_ACTIVITY_:
Your answer must be an exact copy of the data below, minus any pictures.

[[ EXERCISE INPUTS, beginning ]]

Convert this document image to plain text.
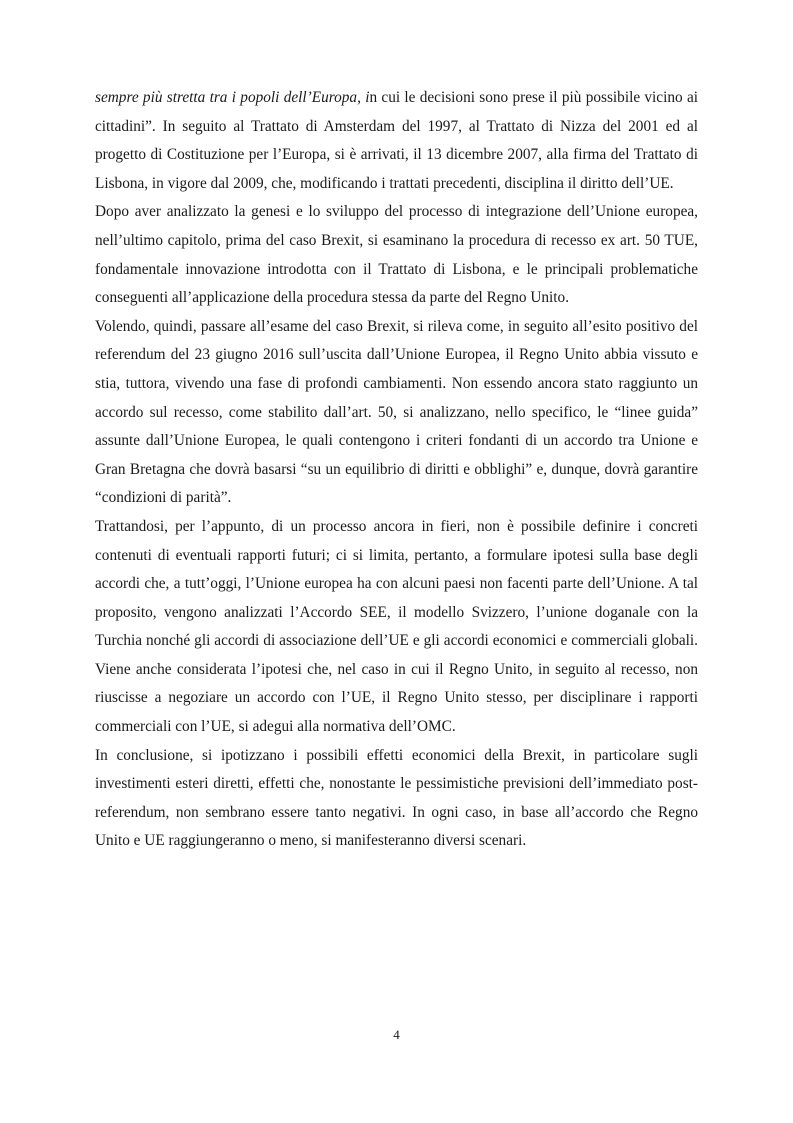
sempre più stretta tra i popoli dell’Europa, in cui le decisioni sono prese il più possibile vicino ai cittadini”. In seguito al Trattato di Amsterdam del 1997, al Trattato di Nizza del 2001 ed al progetto di Costituzione per l’Europa, si è arrivati, il 13 dicembre 2007, alla firma del Trattato di Lisbona, in vigore dal 2009, che, modificando i trattati precedenti, disciplina il diritto dell’UE.

Dopo aver analizzato la genesi e lo sviluppo del processo di integrazione dell’Unione europea, nell’ultimo capitolo, prima del caso Brexit, si esaminano la procedura di recesso ex art. 50 TUE, fondamentale innovazione introdotta con il Trattato di Lisbona, e le principali problematiche conseguenti all’applicazione della procedura stessa da parte del Regno Unito.

Volendo, quindi, passare all’esame del caso Brexit, si rileva come, in seguito all’esito positivo del referendum del 23 giugno 2016 sull’uscita dall’Unione Europea, il Regno Unito abbia vissuto e stia, tuttora, vivendo una fase di profondi cambiamenti. Non essendo ancora stato raggiunto un accordo sul recesso, come stabilito dall’art. 50, si analizzano, nello specifico, le “linee guida” assunte dall’Unione Europea, le quali contengono i criteri fondanti di un accordo tra Unione e Gran Bretagna che dovrà basarsi “su un equilibrio di diritti e obblighi” e, dunque, dovrà garantire “condizioni di parità”.

Trattandosi, per l’appunto, di un processo ancora in fieri, non è possibile definire i concreti contenuti di eventuali rapporti futuri; ci si limita, pertanto, a formulare ipotesi sulla base degli accordi che, a tutt’oggi, l’Unione europea ha con alcuni paesi non facenti parte dell’Unione. A tal proposito, vengono analizzati l’Accordo SEE, il modello Svizzero, l’unione doganale con la Turchia nonché gli accordi di associazione dell’UE e gli accordi economici e commerciali globali. Viene anche considerata l’ipotesi che, nel caso in cui il Regno Unito, in seguito al recesso, non riuscisse a negoziare un accordo con l’UE, il Regno Unito stesso, per disciplinare i rapporti commerciali con l’UE, si adegui alla normativa dell’OMC.

In conclusione, si ipotizzano i possibili effetti economici della Brexit, in particolare sugli investimenti esteri diretti, effetti che, nonostante le pessimistiche previsioni dell’immediato post-referendum, non sembrano essere tanto negativi. In ogni caso, in base all’accordo che Regno Unito e UE raggiungeranno o meno, si manifesteranno diversi scenari.

4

[[ EXERCISE INPUTS, end ]]

_RESPONSE TO THIS TASK_:
Convert this document image to plain text.
sempre più stretta tra i popoli dell’Europa, in cui le decisioni sono prese il più possibile vicino ai cittadini”. In seguito al Trattato di Amsterdam del 1997, al Trattato di Nizza del 2001 ed al progetto di Costituzione per l’Europa, si è arrivati, il 13 dicembre 2007, alla firma del Trattato di Lisbona, in vigore dal 2009, che, modificando i trattati precedenti, disciplina il diritto dell’UE.

Dopo aver analizzato la genesi e lo sviluppo del processo di integrazione dell’Unione europea, nell’ultimo capitolo, prima del caso Brexit, si esaminano la procedura di recesso ex art. 50 TUE, fondamentale innovazione introdotta con il Trattato di Lisbona, e le principali problematiche conseguenti all’applicazione della procedura stessa da parte del Regno Unito.

Volendo, quindi, passare all’esame del caso Brexit, si rileva come, in seguito all’esito positivo del referendum del 23 giugno 2016 sull’uscita dall’Unione Europea, il Regno Unito abbia vissuto e stia, tuttora, vivendo una fase di profondi cambiamenti. Non essendo ancora stato raggiunto un accordo sul recesso, come stabilito dall’art. 50, si analizzano, nello specifico, le “linee guida” assunte dall’Unione Europea, le quali contengono i criteri fondanti di un accordo tra Unione e Gran Bretagna che dovrà basarsi “su un equilibrio di diritti e obblighi” e, dunque, dovrà garantire “condizioni di parità”.

Trattandosi, per l’appunto, di un processo ancora in fieri, non è possibile definire i concreti contenuti di eventuali rapporti futuri; ci si limita, pertanto, a formulare ipotesi sulla base degli accordi che, a tutt’oggi, l’Unione europea ha con alcuni paesi non facenti parte dell’Unione. A tal proposito, vengono analizzati l’Accordo SEE, il modello Svizzero, l’unione doganale con la Turchia nonché gli accordi di associazione dell’UE e gli accordi economici e commerciali globali. Viene anche considerata l’ipotesi che, nel caso in cui il Regno Unito, in seguito al recesso, non riuscisse a negoziare un accordo con l’UE, il Regno Unito stesso, per disciplinare i rapporti commerciali con l’UE, si adegui alla normativa dell’OMC.

In conclusione, si ipotizzano i possibili effetti economici della Brexit, in particolare sugli investimenti esteri diretti, effetti che, nonostante le pessimistiche previsioni dell’immediato post-referendum, non sembrano essere tanto negativi. In ogni caso, in base all’accordo che Regno Unito e UE raggiungeranno o meno, si manifesteranno diversi scenari.

4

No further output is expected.